§ **Goal of the exercise**
Without the pictures, output the records below word for word.

━━━━━ Provided data ━━━━━

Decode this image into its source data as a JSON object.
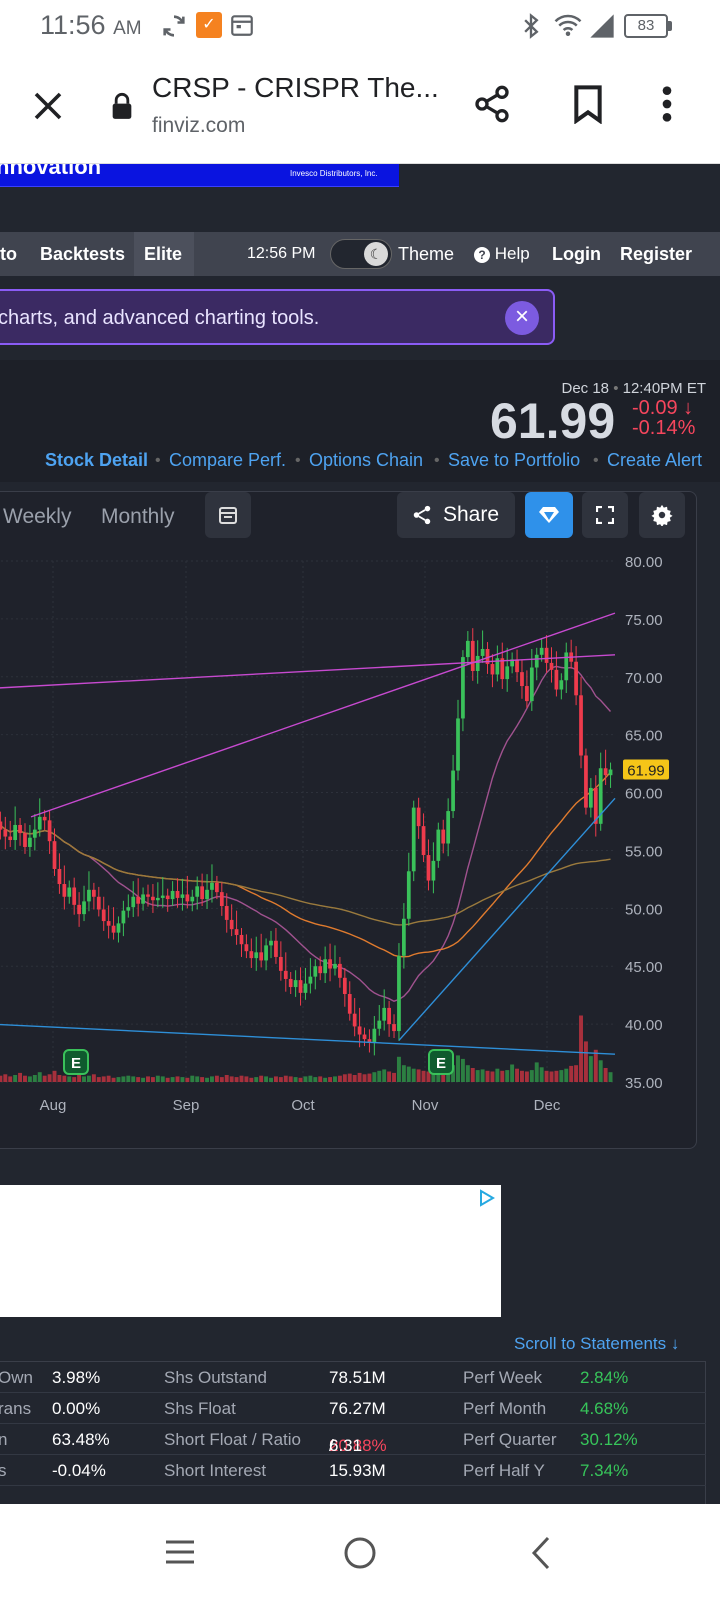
{
  "status": {
    "time": "11:56",
    "ampm": "AM",
    "battery": "83"
  },
  "browser": {
    "title": "CRSP - CRISPR The...",
    "url": "finviz.com"
  },
  "banner": {
    "text": "nnovation",
    "sub": "Invesco Distributors, Inc."
  },
  "nav": {
    "items": [
      "to",
      "Backtests",
      "Elite"
    ],
    "clock": "12:56 PM",
    "theme": "Theme",
    "help": "Help",
    "login": "Login",
    "register": "Register"
  },
  "promo": {
    "text": "charts, and advanced charting tools."
  },
  "quote": {
    "date": "Dec 18",
    "time": "12:40PM ET",
    "price": "61.99",
    "change": "-0.09",
    "change_pct": "-0.14",
    "links": [
      "Stock Detail",
      "Compare Perf.",
      "Options Chain",
      "Save to Portfolio",
      "Create Alert"
    ]
  },
  "toolbar": {
    "weekly": "Weekly",
    "monthly": "Monthly",
    "share": "Share"
  },
  "chart_data": {
    "type": "candlestick",
    "x_ticks": [
      "Aug",
      "Sep",
      "Oct",
      "Nov",
      "Dec"
    ],
    "y_ticks": [
      "80.00",
      "75.00",
      "70.00",
      "65.00",
      "60.00",
      "55.00",
      "50.00",
      "45.00",
      "40.00",
      "35.00"
    ],
    "ylim": [
      35,
      80
    ],
    "last_price_label": "61.99",
    "earnings_marker": "E",
    "closes": [
      57.5,
      56.8,
      56.2,
      55.9,
      57.2,
      56.5,
      55.3,
      56.1,
      56.8,
      57.9,
      57.6,
      55.8,
      53.4,
      52.1,
      51.0,
      51.8,
      50.3,
      49.5,
      50.6,
      51.6,
      51.0,
      49.9,
      48.9,
      48.5,
      47.9,
      48.7,
      49.8,
      50.1,
      51.0,
      50.4,
      51.2,
      51.0,
      50.7,
      50.9,
      51.1,
      50.8,
      51.5,
      50.9,
      51.2,
      50.6,
      51.0,
      51.9,
      50.8,
      51.6,
      52.2,
      51.4,
      50.2,
      49.0,
      48.2,
      47.7,
      46.9,
      46.3,
      45.7,
      46.2,
      45.5,
      46.8,
      47.2,
      45.8,
      44.6,
      43.9,
      43.2,
      43.8,
      42.7,
      43.5,
      44.1,
      45.0,
      44.4,
      45.6,
      44.8,
      45.2,
      44.0,
      42.6,
      40.9,
      39.8,
      39.1,
      38.7,
      38.4,
      39.6,
      40.3,
      41.4,
      40.0,
      39.4,
      45.9,
      49.1,
      53.2,
      58.7,
      57.1,
      54.6,
      52.4,
      54.1,
      56.8,
      55.6,
      58.4,
      61.9,
      66.4,
      71.7,
      73.1,
      70.5,
      71.8,
      72.4,
      71.1,
      70.2,
      71.6,
      69.8,
      70.9,
      71.5,
      70.4,
      69.2,
      67.9,
      70.8,
      71.9,
      72.5,
      71.2,
      70.6,
      68.9,
      69.7,
      72.1,
      71.3,
      68.4,
      63.2,
      58.7,
      60.4,
      57.3,
      62.1,
      61.5,
      61.99
    ],
    "volumes": [
      1.2,
      0.9,
      1.1,
      0.8,
      1.0,
      1.3,
      0.9,
      0.8,
      1.0,
      1.4,
      0.9,
      1.1,
      1.6,
      1.0,
      0.9,
      0.8,
      0.7,
      1.0,
      0.8,
      0.9,
      1.1,
      0.7,
      0.8,
      0.9,
      0.6,
      0.7,
      0.8,
      0.9,
      0.8,
      0.7,
      0.6,
      0.8,
      0.7,
      0.9,
      0.8,
      0.6,
      0.7,
      0.8,
      0.7,
      0.6,
      0.9,
      0.8,
      0.7,
      0.6,
      0.8,
      0.9,
      0.7,
      1.0,
      0.8,
      0.7,
      0.9,
      0.8,
      0.6,
      0.7,
      0.9,
      0.8,
      0.6,
      0.8,
      0.7,
      0.9,
      0.8,
      0.7,
      0.6,
      0.8,
      0.9,
      0.7,
      0.8,
      0.6,
      0.7,
      0.8,
      0.9,
      1.1,
      1.2,
      1.0,
      1.3,
      1.1,
      1.2,
      1.4,
      1.6,
      1.8,
      1.5,
      1.3,
      3.6,
      2.4,
      2.2,
      1.9,
      1.8,
      1.6,
      1.5,
      1.7,
      2.2,
      1.8,
      2.6,
      2.4,
      3.8,
      3.3,
      2.4,
      2.0,
      1.7,
      1.8,
      1.6,
      1.5,
      1.9,
      1.6,
      1.7,
      2.5,
      1.9,
      1.6,
      1.5,
      1.7,
      2.8,
      2.1,
      1.6,
      1.5,
      1.6,
      1.7,
      1.9,
      2.3,
      2.4,
      9.5,
      5.8,
      3.7,
      4.6,
      3.1,
      2.0,
      1.4
    ]
  },
  "stats": {
    "scroll_link": "Scroll to Statements ↓",
    "rows": [
      [
        "Own",
        "3.98%",
        "Shs Outstand",
        "78.51M",
        "Perf Week",
        "2.84%"
      ],
      [
        "rans",
        "0.00%",
        "Shs Float",
        "76.27M",
        "Perf Month",
        "4.68%"
      ],
      [
        "n",
        "63.48%",
        "Short Float / Ratio",
        "20.88%",
        "Perf Quarter",
        "30.12%"
      ],
      [
        "s",
        "-0.04%",
        "Short Interest",
        "15.93M",
        "Perf Half Y",
        "7.34%"
      ]
    ],
    "short_ratio": "6.31"
  }
}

━━━━━

§ **Worked solution**
Decode this image into its source data as a JSON object.
{
  "status": {
    "time": "11:56",
    "ampm": "AM",
    "battery": "83"
  },
  "browser": {
    "title": "CRSP - CRISPR The...",
    "url": "finviz.com"
  },
  "banner": {
    "text": "nnovation",
    "sub": "Invesco Distributors, Inc."
  },
  "nav": {
    "items": [
      "to",
      "Backtests",
      "Elite"
    ],
    "clock": "12:56 PM",
    "theme": "Theme",
    "help": "Help",
    "login": "Login",
    "register": "Register"
  },
  "promo": {
    "text": "charts, and advanced charting tools."
  },
  "quote": {
    "date": "Dec 18",
    "time": "12:40PM ET",
    "price": "61.99",
    "change": "-0.09",
    "change_pct": "-0.14",
    "links": [
      "Stock Detail",
      "Compare Perf.",
      "Options Chain",
      "Save to Portfolio",
      "Create Alert"
    ]
  },
  "toolbar": {
    "weekly": "Weekly",
    "monthly": "Monthly",
    "share": "Share"
  },
  "chart_data": {
    "type": "candlestick",
    "x_ticks": [
      "Aug",
      "Sep",
      "Oct",
      "Nov",
      "Dec"
    ],
    "y_ticks": [
      "80.00",
      "75.00",
      "70.00",
      "65.00",
      "60.00",
      "55.00",
      "50.00",
      "45.00",
      "40.00",
      "35.00"
    ],
    "ylim": [
      35,
      80
    ],
    "last_price_label": "61.99",
    "earnings_marker": "E",
    "closes": [
      57.5,
      56.8,
      56.2,
      55.9,
      57.2,
      56.5,
      55.3,
      56.1,
      56.8,
      57.9,
      57.6,
      55.8,
      53.4,
      52.1,
      51.0,
      51.8,
      50.3,
      49.5,
      50.6,
      51.6,
      51.0,
      49.9,
      48.9,
      48.5,
      47.9,
      48.7,
      49.8,
      50.1,
      51.0,
      50.4,
      51.2,
      51.0,
      50.7,
      50.9,
      51.1,
      50.8,
      51.5,
      50.9,
      51.2,
      50.6,
      51.0,
      51.9,
      50.8,
      51.6,
      52.2,
      51.4,
      50.2,
      49.0,
      48.2,
      47.7,
      46.9,
      46.3,
      45.7,
      46.2,
      45.5,
      46.8,
      47.2,
      45.8,
      44.6,
      43.9,
      43.2,
      43.8,
      42.7,
      43.5,
      44.1,
      45.0,
      44.4,
      45.6,
      44.8,
      45.2,
      44.0,
      42.6,
      40.9,
      39.8,
      39.1,
      38.7,
      38.4,
      39.6,
      40.3,
      41.4,
      40.0,
      39.4,
      45.9,
      49.1,
      53.2,
      58.7,
      57.1,
      54.6,
      52.4,
      54.1,
      56.8,
      55.6,
      58.4,
      61.9,
      66.4,
      71.7,
      73.1,
      70.5,
      71.8,
      72.4,
      71.1,
      70.2,
      71.6,
      69.8,
      70.9,
      71.5,
      70.4,
      69.2,
      67.9,
      70.8,
      71.9,
      72.5,
      71.2,
      70.6,
      68.9,
      69.7,
      72.1,
      71.3,
      68.4,
      63.2,
      58.7,
      60.4,
      57.3,
      62.1,
      61.5,
      61.99
    ],
    "volumes": [
      1.2,
      0.9,
      1.1,
      0.8,
      1.0,
      1.3,
      0.9,
      0.8,
      1.0,
      1.4,
      0.9,
      1.1,
      1.6,
      1.0,
      0.9,
      0.8,
      0.7,
      1.0,
      0.8,
      0.9,
      1.1,
      0.7,
      0.8,
      0.9,
      0.6,
      0.7,
      0.8,
      0.9,
      0.8,
      0.7,
      0.6,
      0.8,
      0.7,
      0.9,
      0.8,
      0.6,
      0.7,
      0.8,
      0.7,
      0.6,
      0.9,
      0.8,
      0.7,
      0.6,
      0.8,
      0.9,
      0.7,
      1.0,
      0.8,
      0.7,
      0.9,
      0.8,
      0.6,
      0.7,
      0.9,
      0.8,
      0.6,
      0.8,
      0.7,
      0.9,
      0.8,
      0.7,
      0.6,
      0.8,
      0.9,
      0.7,
      0.8,
      0.6,
      0.7,
      0.8,
      0.9,
      1.1,
      1.2,
      1.0,
      1.3,
      1.1,
      1.2,
      1.4,
      1.6,
      1.8,
      1.5,
      1.3,
      3.6,
      2.4,
      2.2,
      1.9,
      1.8,
      1.6,
      1.5,
      1.7,
      2.2,
      1.8,
      2.6,
      2.4,
      3.8,
      3.3,
      2.4,
      2.0,
      1.7,
      1.8,
      1.6,
      1.5,
      1.9,
      1.6,
      1.7,
      2.5,
      1.9,
      1.6,
      1.5,
      1.7,
      2.8,
      2.1,
      1.6,
      1.5,
      1.6,
      1.7,
      1.9,
      2.3,
      2.4,
      9.5,
      5.8,
      3.7,
      4.6,
      3.1,
      2.0,
      1.4
    ]
  },
  "stats": {
    "scroll_link": "Scroll to Statements ↓",
    "rows": [
      [
        "Own",
        "3.98%",
        "Shs Outstand",
        "78.51M",
        "Perf Week",
        "2.84%"
      ],
      [
        "rans",
        "0.00%",
        "Shs Float",
        "76.27M",
        "Perf Month",
        "4.68%"
      ],
      [
        "n",
        "63.48%",
        "Short Float / Ratio",
        "20.88%",
        "Perf Quarter",
        "30.12%"
      ],
      [
        "s",
        "-0.04%",
        "Short Interest",
        "15.93M",
        "Perf Half Y",
        "7.34%"
      ]
    ],
    "short_ratio": "6.31"
  }
}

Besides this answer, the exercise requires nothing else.